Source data
= = = = =
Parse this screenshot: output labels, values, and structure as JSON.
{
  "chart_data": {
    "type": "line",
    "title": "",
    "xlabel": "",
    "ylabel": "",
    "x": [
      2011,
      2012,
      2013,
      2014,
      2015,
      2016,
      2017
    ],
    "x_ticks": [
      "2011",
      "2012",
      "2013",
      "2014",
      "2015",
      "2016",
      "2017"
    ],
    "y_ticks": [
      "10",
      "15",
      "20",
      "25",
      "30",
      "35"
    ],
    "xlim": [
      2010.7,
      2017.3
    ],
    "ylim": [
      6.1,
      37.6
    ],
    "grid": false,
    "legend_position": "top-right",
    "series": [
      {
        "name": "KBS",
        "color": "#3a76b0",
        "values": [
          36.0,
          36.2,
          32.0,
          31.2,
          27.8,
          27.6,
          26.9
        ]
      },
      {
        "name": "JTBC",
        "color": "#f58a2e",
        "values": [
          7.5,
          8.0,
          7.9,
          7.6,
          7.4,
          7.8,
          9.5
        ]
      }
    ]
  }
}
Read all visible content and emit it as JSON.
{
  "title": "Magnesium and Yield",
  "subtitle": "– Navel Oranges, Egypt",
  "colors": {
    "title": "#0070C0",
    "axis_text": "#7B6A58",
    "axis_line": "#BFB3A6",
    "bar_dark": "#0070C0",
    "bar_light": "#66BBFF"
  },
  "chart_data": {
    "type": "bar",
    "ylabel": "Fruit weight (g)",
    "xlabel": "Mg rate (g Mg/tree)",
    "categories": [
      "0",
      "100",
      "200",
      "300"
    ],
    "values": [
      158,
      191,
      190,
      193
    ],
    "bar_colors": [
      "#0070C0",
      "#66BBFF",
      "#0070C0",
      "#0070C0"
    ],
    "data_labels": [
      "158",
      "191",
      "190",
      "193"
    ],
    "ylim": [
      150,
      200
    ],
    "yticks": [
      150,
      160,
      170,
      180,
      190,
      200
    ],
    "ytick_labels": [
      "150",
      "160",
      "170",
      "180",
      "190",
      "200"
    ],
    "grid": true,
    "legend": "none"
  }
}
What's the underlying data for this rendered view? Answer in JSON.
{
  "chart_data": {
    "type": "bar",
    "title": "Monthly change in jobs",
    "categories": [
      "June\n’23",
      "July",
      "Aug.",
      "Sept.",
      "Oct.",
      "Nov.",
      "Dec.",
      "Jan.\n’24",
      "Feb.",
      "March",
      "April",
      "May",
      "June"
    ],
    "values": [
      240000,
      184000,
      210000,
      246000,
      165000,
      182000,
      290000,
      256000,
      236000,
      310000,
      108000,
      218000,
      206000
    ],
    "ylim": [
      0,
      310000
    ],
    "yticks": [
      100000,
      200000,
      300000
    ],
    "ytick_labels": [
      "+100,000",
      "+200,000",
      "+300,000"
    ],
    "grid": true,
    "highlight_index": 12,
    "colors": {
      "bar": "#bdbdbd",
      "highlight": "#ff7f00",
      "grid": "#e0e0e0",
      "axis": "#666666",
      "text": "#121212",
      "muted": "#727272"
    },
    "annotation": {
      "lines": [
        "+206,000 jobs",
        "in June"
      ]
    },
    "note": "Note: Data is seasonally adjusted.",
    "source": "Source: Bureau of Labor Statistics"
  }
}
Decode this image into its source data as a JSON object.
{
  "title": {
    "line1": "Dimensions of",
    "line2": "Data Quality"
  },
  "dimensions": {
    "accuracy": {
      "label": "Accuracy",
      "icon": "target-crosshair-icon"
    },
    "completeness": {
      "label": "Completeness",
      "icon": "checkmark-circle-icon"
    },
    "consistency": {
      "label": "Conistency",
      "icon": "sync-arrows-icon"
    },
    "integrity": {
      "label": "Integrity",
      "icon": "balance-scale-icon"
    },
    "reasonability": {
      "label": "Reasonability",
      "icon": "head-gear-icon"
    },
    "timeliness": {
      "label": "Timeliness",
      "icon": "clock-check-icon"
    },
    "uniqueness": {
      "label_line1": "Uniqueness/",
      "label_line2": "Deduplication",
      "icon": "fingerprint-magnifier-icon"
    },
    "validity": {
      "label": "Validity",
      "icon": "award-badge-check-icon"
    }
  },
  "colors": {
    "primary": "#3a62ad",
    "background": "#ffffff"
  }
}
= = = = =
EXERCISE GOAL — Write out the complete set of records exactly as given.

FINISHED ANSWER —
Parse this screenshot: output labels, values, and structure as JSON.
{
  "chart_data": {
    "type": "line",
    "title": "",
    "xlabel": "",
    "ylabel": "",
    "x": [
      2011,
      2012,
      2013,
      2014,
      2015,
      2016,
      2017
    ],
    "x_ticks": [
      "2011",
      "2012",
      "2013",
      "2014",
      "2015",
      "2016",
      "2017"
    ],
    "y_ticks": [
      "10",
      "15",
      "20",
      "25",
      "30",
      "35"
    ],
    "xlim": [
      2010.7,
      2017.3
    ],
    "ylim": [
      6.1,
      37.6
    ],
    "grid": false,
    "legend_position": "top-right",
    "series": [
      {
        "name": "KBS",
        "color": "#3a76b0",
        "values": [
          36.0,
          36.2,
          32.0,
          31.2,
          27.8,
          27.6,
          26.9
        ]
      },
      {
        "name": "JTBC",
        "color": "#f58a2e",
        "values": [
          7.5,
          8.0,
          7.9,
          7.6,
          7.4,
          7.8,
          9.5
        ]
      }
    ]
  }
}
Read all visible content and emit it as JSON.
{
  "title": "Magnesium and Yield",
  "subtitle": "– Navel Oranges, Egypt",
  "colors": {
    "title": "#0070C0",
    "axis_text": "#7B6A58",
    "axis_line": "#BFB3A6",
    "bar_dark": "#0070C0",
    "bar_light": "#66BBFF"
  },
  "chart_data": {
    "type": "bar",
    "ylabel": "Fruit weight (g)",
    "xlabel": "Mg rate (g Mg/tree)",
    "categories": [
      "0",
      "100",
      "200",
      "300"
    ],
    "values": [
      158,
      191,
      190,
      193
    ],
    "bar_colors": [
      "#0070C0",
      "#66BBFF",
      "#0070C0",
      "#0070C0"
    ],
    "data_labels": [
      "158",
      "191",
      "190",
      "193"
    ],
    "ylim": [
      150,
      200
    ],
    "yticks": [
      150,
      160,
      170,
      180,
      190,
      200
    ],
    "ytick_labels": [
      "150",
      "160",
      "170",
      "180",
      "190",
      "200"
    ],
    "grid": true,
    "legend": "none"
  }
}
What's the underlying data for this rendered view? Answer in JSON.
{
  "chart_data": {
    "type": "bar",
    "title": "Monthly change in jobs",
    "categories": [
      "June\n’23",
      "July",
      "Aug.",
      "Sept.",
      "Oct.",
      "Nov.",
      "Dec.",
      "Jan.\n’24",
      "Feb.",
      "March",
      "April",
      "May",
      "June"
    ],
    "values": [
      240000,
      184000,
      210000,
      246000,
      165000,
      182000,
      290000,
      256000,
      236000,
      310000,
      108000,
      218000,
      206000
    ],
    "ylim": [
      0,
      310000
    ],
    "yticks": [
      100000,
      200000,
      300000
    ],
    "ytick_labels": [
      "+100,000",
      "+200,000",
      "+300,000"
    ],
    "grid": true,
    "highlight_index": 12,
    "colors": {
      "bar": "#bdbdbd",
      "highlight": "#ff7f00",
      "grid": "#e0e0e0",
      "axis": "#666666",
      "text": "#121212",
      "muted": "#727272"
    },
    "annotation": {
      "lines": [
        "+206,000 jobs",
        "in June"
      ]
    },
    "note": "Note: Data is seasonally adjusted.",
    "source": "Source: Bureau of Labor Statistics"
  }
}
Decode this image into its source data as a JSON object.
{
  "title": {
    "line1": "Dimensions of",
    "line2": "Data Quality"
  },
  "dimensions": {
    "accuracy": {
      "label": "Accuracy",
      "icon": "target-crosshair-icon"
    },
    "completeness": {
      "label": "Completeness",
      "icon": "checkmark-circle-icon"
    },
    "consistency": {
      "label": "Conistency",
      "icon": "sync-arrows-icon"
    },
    "integrity": {
      "label": "Integrity",
      "icon": "balance-scale-icon"
    },
    "reasonability": {
      "label": "Reasonability",
      "icon": "head-gear-icon"
    },
    "timeliness": {
      "label": "Timeliness",
      "icon": "clock-check-icon"
    },
    "uniqueness": {
      "label_line1": "Uniqueness/",
      "label_line2": "Deduplication",
      "icon": "fingerprint-magnifier-icon"
    },
    "validity": {
      "label": "Validity",
      "icon": "award-badge-check-icon"
    }
  },
  "colors": {
    "primary": "#3a62ad",
    "background": "#ffffff"
  }
}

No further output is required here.